Task brief: Any picture among the records should be left out, please; retype the rest exactly.

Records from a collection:
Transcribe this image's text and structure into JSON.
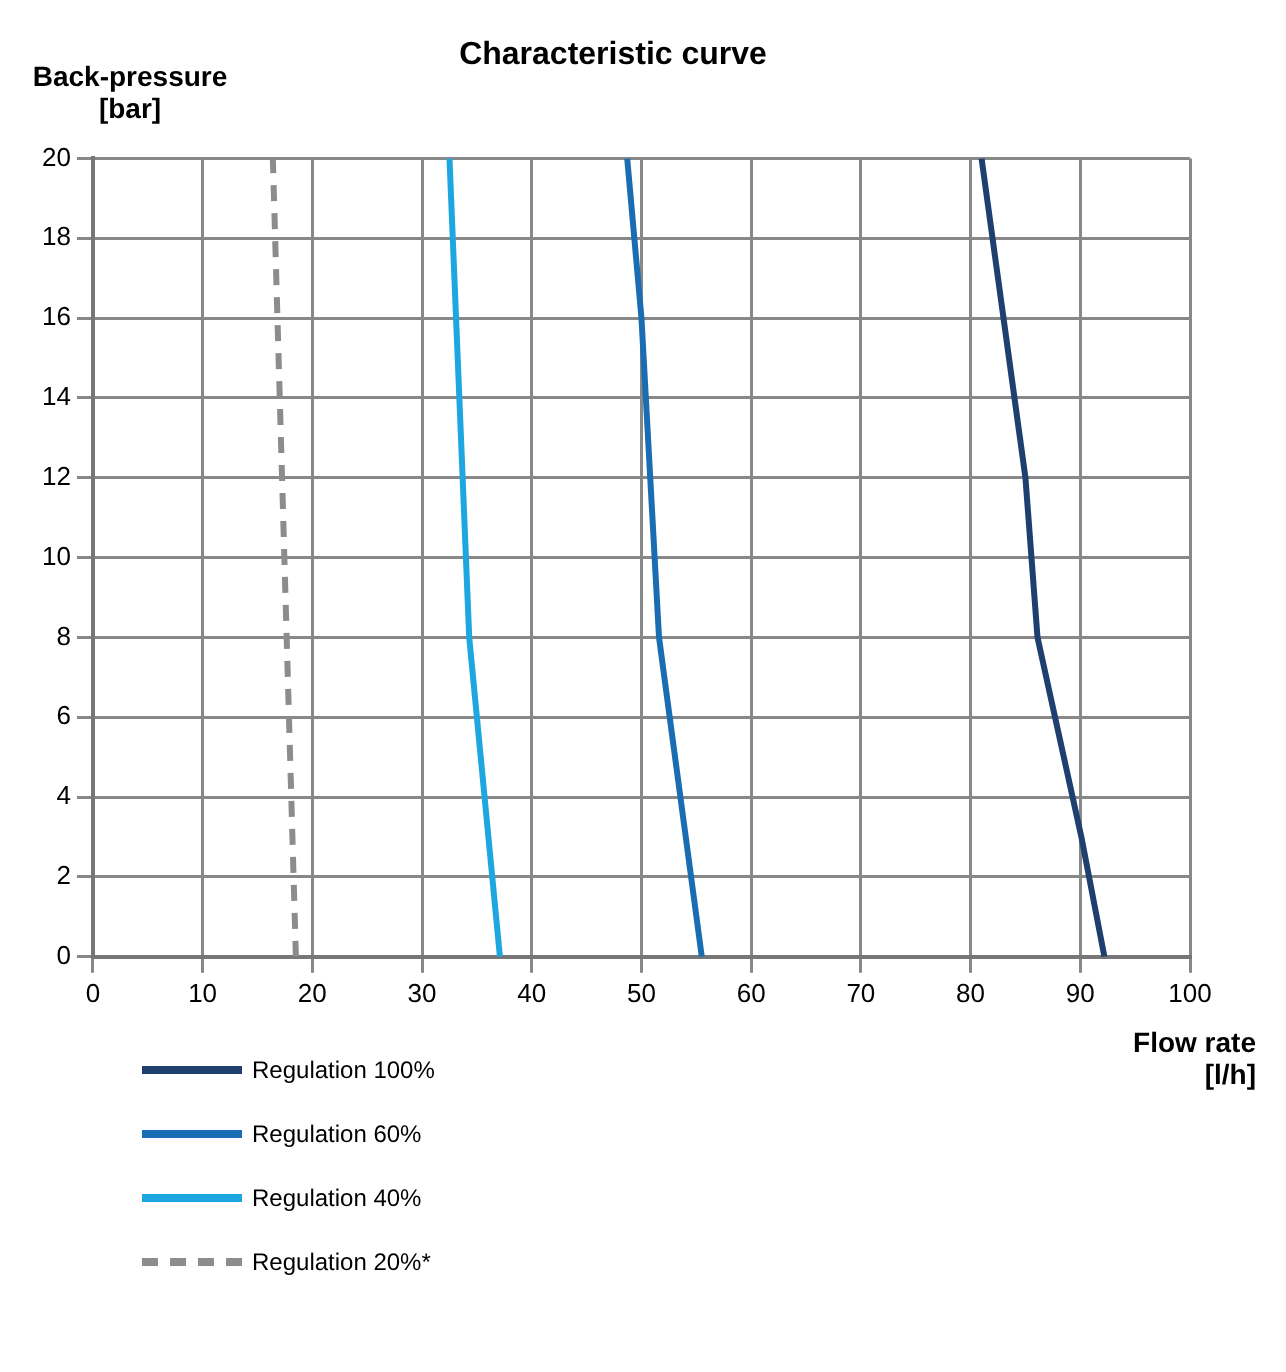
{
  "chart_data": {
    "type": "line",
    "title": "Characteristic curve",
    "xlabel": "Flow rate [l/h]",
    "ylabel": "Back-pressure [bar]",
    "xlim": [
      0,
      100
    ],
    "xticks": [
      0,
      10,
      20,
      30,
      40,
      50,
      60,
      70,
      80,
      90,
      100
    ],
    "ylim": [
      0,
      20
    ],
    "yticks": [
      0,
      2,
      4,
      6,
      8,
      10,
      12,
      14,
      16,
      18,
      20
    ],
    "grid": true,
    "legend": "bottom",
    "marker": "none",
    "series": [
      {
        "name": "Regulation 100%",
        "color": "#1f3f6e",
        "x": [
          92.2,
          90.1,
          86.1,
          85.0,
          81.0
        ],
        "values": [
          0,
          3,
          8,
          12,
          20
        ]
      },
      {
        "name": "Regulation 60%",
        "color": "#1a6db3",
        "x": [
          55.5,
          51.6,
          50.0,
          48.7
        ],
        "values": [
          0,
          8,
          16,
          20
        ]
      },
      {
        "name": "Regulation 40%",
        "color": "#1ea6e0",
        "x": [
          37.1,
          34.3,
          32.5
        ],
        "values": [
          0,
          8,
          20
        ]
      },
      {
        "name": "Regulation 20%*",
        "color": "#8c8c8c",
        "line_style": "dashed",
        "x": [
          18.5,
          16.4
        ],
        "values": [
          0,
          20
        ]
      }
    ]
  }
}
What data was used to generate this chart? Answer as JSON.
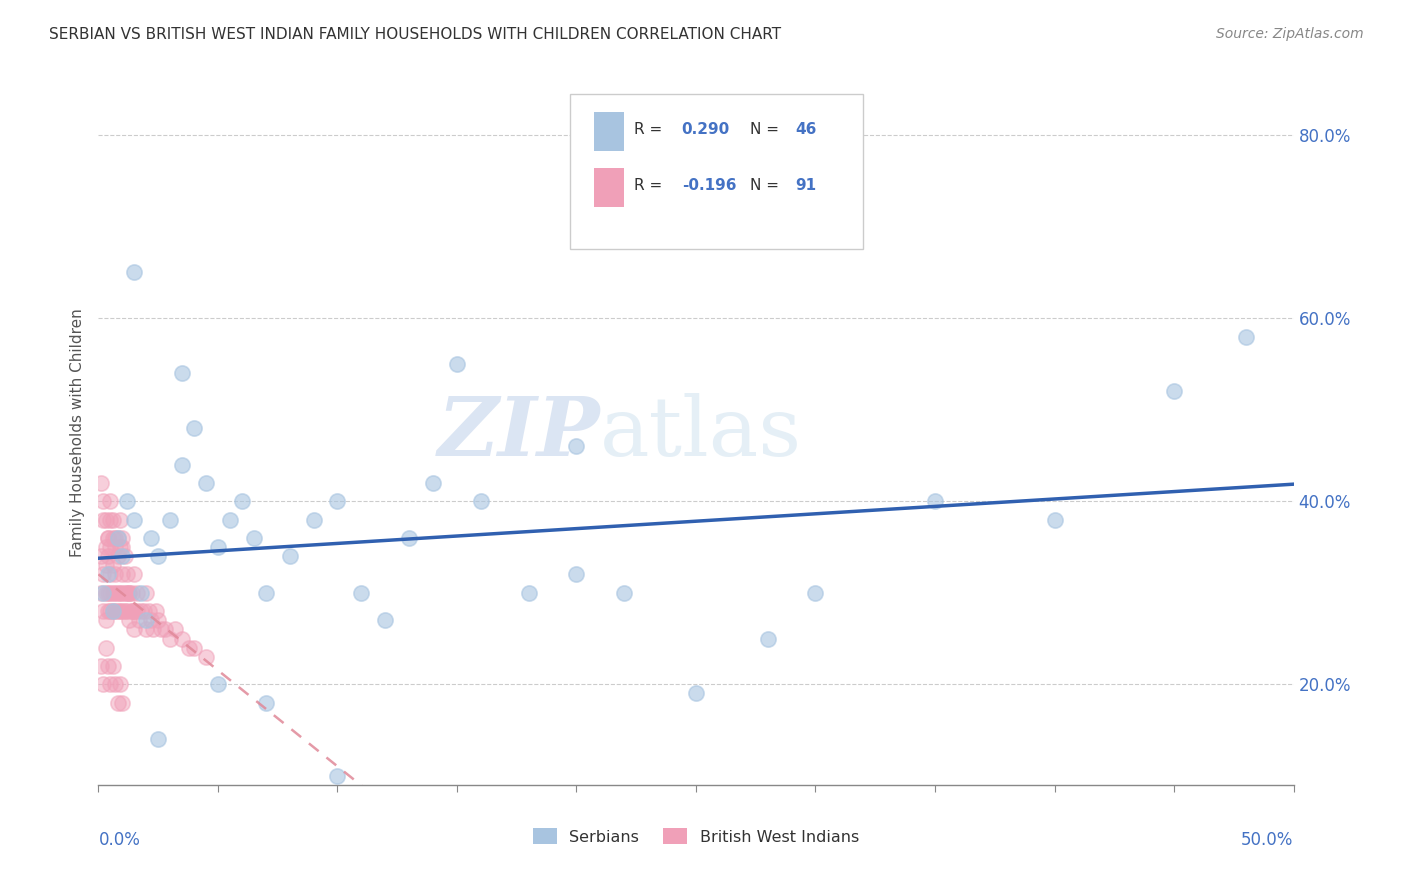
{
  "title": "SERBIAN VS BRITISH WEST INDIAN FAMILY HOUSEHOLDS WITH CHILDREN CORRELATION CHART",
  "source": "Source: ZipAtlas.com",
  "ylabel": "Family Households with Children",
  "color_serbian": "#a8c4e0",
  "color_bwi": "#f0a0b8",
  "color_serbian_line": "#3060b0",
  "color_bwi_line": "#e08898",
  "xmin": 0.0,
  "xmax": 0.5,
  "ymin": 0.09,
  "ymax": 0.86,
  "serb_x": [
    0.002,
    0.004,
    0.006,
    0.008,
    0.01,
    0.012,
    0.015,
    0.018,
    0.02,
    0.022,
    0.025,
    0.03,
    0.035,
    0.04,
    0.045,
    0.05,
    0.055,
    0.06,
    0.065,
    0.07,
    0.08,
    0.09,
    0.1,
    0.11,
    0.12,
    0.13,
    0.14,
    0.16,
    0.18,
    0.2,
    0.22,
    0.25,
    0.28,
    0.3,
    0.35,
    0.4,
    0.45,
    0.48,
    0.015,
    0.025,
    0.035,
    0.05,
    0.07,
    0.1,
    0.15,
    0.2
  ],
  "serb_y": [
    0.3,
    0.32,
    0.28,
    0.36,
    0.34,
    0.4,
    0.38,
    0.3,
    0.27,
    0.36,
    0.34,
    0.38,
    0.44,
    0.48,
    0.42,
    0.35,
    0.38,
    0.4,
    0.36,
    0.3,
    0.34,
    0.38,
    0.4,
    0.3,
    0.27,
    0.36,
    0.42,
    0.4,
    0.3,
    0.32,
    0.3,
    0.19,
    0.25,
    0.3,
    0.4,
    0.38,
    0.52,
    0.58,
    0.65,
    0.14,
    0.54,
    0.2,
    0.18,
    0.1,
    0.55,
    0.46
  ],
  "bwi_x_tight": [
    0.001,
    0.001,
    0.002,
    0.002,
    0.002,
    0.003,
    0.003,
    0.003,
    0.003,
    0.004,
    0.004,
    0.004,
    0.004,
    0.005,
    0.005,
    0.005,
    0.005,
    0.005,
    0.006,
    0.006,
    0.006,
    0.006,
    0.007,
    0.007,
    0.007,
    0.007,
    0.008,
    0.008,
    0.008,
    0.009,
    0.009,
    0.009,
    0.01,
    0.01,
    0.01,
    0.01,
    0.011,
    0.011,
    0.012,
    0.012,
    0.013,
    0.013,
    0.014,
    0.014,
    0.015,
    0.015,
    0.016,
    0.016,
    0.017,
    0.018,
    0.019,
    0.02,
    0.02,
    0.021,
    0.022,
    0.023,
    0.024,
    0.025,
    0.026,
    0.028,
    0.03,
    0.032,
    0.035,
    0.038,
    0.04,
    0.045,
    0.001,
    0.002,
    0.003,
    0.004,
    0.005,
    0.006,
    0.007,
    0.008,
    0.009,
    0.01,
    0.011,
    0.012,
    0.013,
    0.014,
    0.015,
    0.001,
    0.002,
    0.003,
    0.004,
    0.005,
    0.006,
    0.007,
    0.008,
    0.009,
    0.01
  ],
  "bwi_y_tight": [
    0.3,
    0.34,
    0.28,
    0.32,
    0.38,
    0.3,
    0.35,
    0.27,
    0.33,
    0.36,
    0.3,
    0.28,
    0.34,
    0.32,
    0.38,
    0.3,
    0.28,
    0.35,
    0.3,
    0.36,
    0.28,
    0.33,
    0.3,
    0.35,
    0.28,
    0.32,
    0.3,
    0.36,
    0.28,
    0.3,
    0.35,
    0.28,
    0.32,
    0.3,
    0.28,
    0.35,
    0.3,
    0.28,
    0.3,
    0.28,
    0.3,
    0.27,
    0.28,
    0.3,
    0.28,
    0.32,
    0.28,
    0.3,
    0.27,
    0.28,
    0.28,
    0.26,
    0.3,
    0.28,
    0.27,
    0.26,
    0.28,
    0.27,
    0.26,
    0.26,
    0.25,
    0.26,
    0.25,
    0.24,
    0.24,
    0.23,
    0.42,
    0.4,
    0.38,
    0.36,
    0.4,
    0.38,
    0.36,
    0.34,
    0.38,
    0.36,
    0.34,
    0.32,
    0.3,
    0.28,
    0.26,
    0.22,
    0.2,
    0.24,
    0.22,
    0.2,
    0.22,
    0.2,
    0.18,
    0.2,
    0.18
  ]
}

Output below:
Transcribe this image's text and structure into JSON.
{
  "chart_data": {
    "type": "line",
    "title": "Characteristic curve",
    "xlabel": "Flow rate [l/h]",
    "ylabel": "Back-pressure [bar]",
    "xlim": [
      0,
      100
    ],
    "xticks": [
      0,
      10,
      20,
      30,
      40,
      50,
      60,
      70,
      80,
      90,
      100
    ],
    "ylim": [
      0,
      20
    ],
    "yticks": [
      0,
      2,
      4,
      6,
      8,
      10,
      12,
      14,
      16,
      18,
      20
    ],
    "grid": true,
    "legend": "bottom",
    "marker": "none",
    "series": [
      {
        "name": "Regulation 100%",
        "color": "#1f3f6e",
        "x": [
          92.2,
          90.1,
          86.1,
          85.0,
          81.0
        ],
        "values": [
          0,
          3,
          8,
          12,
          20
        ]
      },
      {
        "name": "Regulation 60%",
        "color": "#1a6db3",
        "x": [
          55.5,
          51.6,
          50.0,
          48.7
        ],
        "values": [
          0,
          8,
          16,
          20
        ]
      },
      {
        "name": "Regulation 40%",
        "color": "#1ea6e0",
        "x": [
          37.1,
          34.3,
          32.5
        ],
        "values": [
          0,
          8,
          20
        ]
      },
      {
        "name": "Regulation 20%*",
        "color": "#8c8c8c",
        "line_style": "dashed",
        "x": [
          18.5,
          16.4
        ],
        "values": [
          0,
          20
        ]
      }
    ]
  }
}
What data was used to generate this chart? Answer as JSON.
{
  "title": "SERBIAN VS BRITISH WEST INDIAN FAMILY HOUSEHOLDS WITH CHILDREN CORRELATION CHART",
  "source": "Source: ZipAtlas.com",
  "ylabel": "Family Households with Children",
  "color_serbian": "#a8c4e0",
  "color_bwi": "#f0a0b8",
  "color_serbian_line": "#3060b0",
  "color_bwi_line": "#e08898",
  "xmin": 0.0,
  "xmax": 0.5,
  "ymin": 0.09,
  "ymax": 0.86,
  "serb_x": [
    0.002,
    0.004,
    0.006,
    0.008,
    0.01,
    0.012,
    0.015,
    0.018,
    0.02,
    0.022,
    0.025,
    0.03,
    0.035,
    0.04,
    0.045,
    0.05,
    0.055,
    0.06,
    0.065,
    0.07,
    0.08,
    0.09,
    0.1,
    0.11,
    0.12,
    0.13,
    0.14,
    0.16,
    0.18,
    0.2,
    0.22,
    0.25,
    0.28,
    0.3,
    0.35,
    0.4,
    0.45,
    0.48,
    0.015,
    0.025,
    0.035,
    0.05,
    0.07,
    0.1,
    0.15,
    0.2
  ],
  "serb_y": [
    0.3,
    0.32,
    0.28,
    0.36,
    0.34,
    0.4,
    0.38,
    0.3,
    0.27,
    0.36,
    0.34,
    0.38,
    0.44,
    0.48,
    0.42,
    0.35,
    0.38,
    0.4,
    0.36,
    0.3,
    0.34,
    0.38,
    0.4,
    0.3,
    0.27,
    0.36,
    0.42,
    0.4,
    0.3,
    0.32,
    0.3,
    0.19,
    0.25,
    0.3,
    0.4,
    0.38,
    0.52,
    0.58,
    0.65,
    0.14,
    0.54,
    0.2,
    0.18,
    0.1,
    0.55,
    0.46
  ],
  "bwi_x_tight": [
    0.001,
    0.001,
    0.002,
    0.002,
    0.002,
    0.003,
    0.003,
    0.003,
    0.003,
    0.004,
    0.004,
    0.004,
    0.004,
    0.005,
    0.005,
    0.005,
    0.005,
    0.005,
    0.006,
    0.006,
    0.006,
    0.006,
    0.007,
    0.007,
    0.007,
    0.007,
    0.008,
    0.008,
    0.008,
    0.009,
    0.009,
    0.009,
    0.01,
    0.01,
    0.01,
    0.01,
    0.011,
    0.011,
    0.012,
    0.012,
    0.013,
    0.013,
    0.014,
    0.014,
    0.015,
    0.015,
    0.016,
    0.016,
    0.017,
    0.018,
    0.019,
    0.02,
    0.02,
    0.021,
    0.022,
    0.023,
    0.024,
    0.025,
    0.026,
    0.028,
    0.03,
    0.032,
    0.035,
    0.038,
    0.04,
    0.045,
    0.001,
    0.002,
    0.003,
    0.004,
    0.005,
    0.006,
    0.007,
    0.008,
    0.009,
    0.01,
    0.011,
    0.012,
    0.013,
    0.014,
    0.015,
    0.001,
    0.002,
    0.003,
    0.004,
    0.005,
    0.006,
    0.007,
    0.008,
    0.009,
    0.01
  ],
  "bwi_y_tight": [
    0.3,
    0.34,
    0.28,
    0.32,
    0.38,
    0.3,
    0.35,
    0.27,
    0.33,
    0.36,
    0.3,
    0.28,
    0.34,
    0.32,
    0.38,
    0.3,
    0.28,
    0.35,
    0.3,
    0.36,
    0.28,
    0.33,
    0.3,
    0.35,
    0.28,
    0.32,
    0.3,
    0.36,
    0.28,
    0.3,
    0.35,
    0.28,
    0.32,
    0.3,
    0.28,
    0.35,
    0.3,
    0.28,
    0.3,
    0.28,
    0.3,
    0.27,
    0.28,
    0.3,
    0.28,
    0.32,
    0.28,
    0.3,
    0.27,
    0.28,
    0.28,
    0.26,
    0.3,
    0.28,
    0.27,
    0.26,
    0.28,
    0.27,
    0.26,
    0.26,
    0.25,
    0.26,
    0.25,
    0.24,
    0.24,
    0.23,
    0.42,
    0.4,
    0.38,
    0.36,
    0.4,
    0.38,
    0.36,
    0.34,
    0.38,
    0.36,
    0.34,
    0.32,
    0.3,
    0.28,
    0.26,
    0.22,
    0.2,
    0.24,
    0.22,
    0.2,
    0.22,
    0.2,
    0.18,
    0.2,
    0.18
  ]
}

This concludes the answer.